*PROMPT*. Determine how many lines include the word "Modulo", then give that number and nothing more.

====== STORED DATA ======

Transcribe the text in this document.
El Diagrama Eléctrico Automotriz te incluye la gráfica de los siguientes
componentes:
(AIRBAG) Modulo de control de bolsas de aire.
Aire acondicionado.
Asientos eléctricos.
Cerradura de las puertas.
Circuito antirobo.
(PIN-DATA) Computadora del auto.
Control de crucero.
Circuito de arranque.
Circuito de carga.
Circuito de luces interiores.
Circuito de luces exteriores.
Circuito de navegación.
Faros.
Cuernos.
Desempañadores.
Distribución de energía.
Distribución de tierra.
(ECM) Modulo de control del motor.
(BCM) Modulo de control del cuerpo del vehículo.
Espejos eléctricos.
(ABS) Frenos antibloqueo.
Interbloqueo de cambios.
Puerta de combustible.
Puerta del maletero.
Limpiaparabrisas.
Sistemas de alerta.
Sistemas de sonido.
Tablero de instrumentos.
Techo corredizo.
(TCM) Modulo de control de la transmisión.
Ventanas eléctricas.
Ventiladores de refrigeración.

======

*THE REPLY*. 4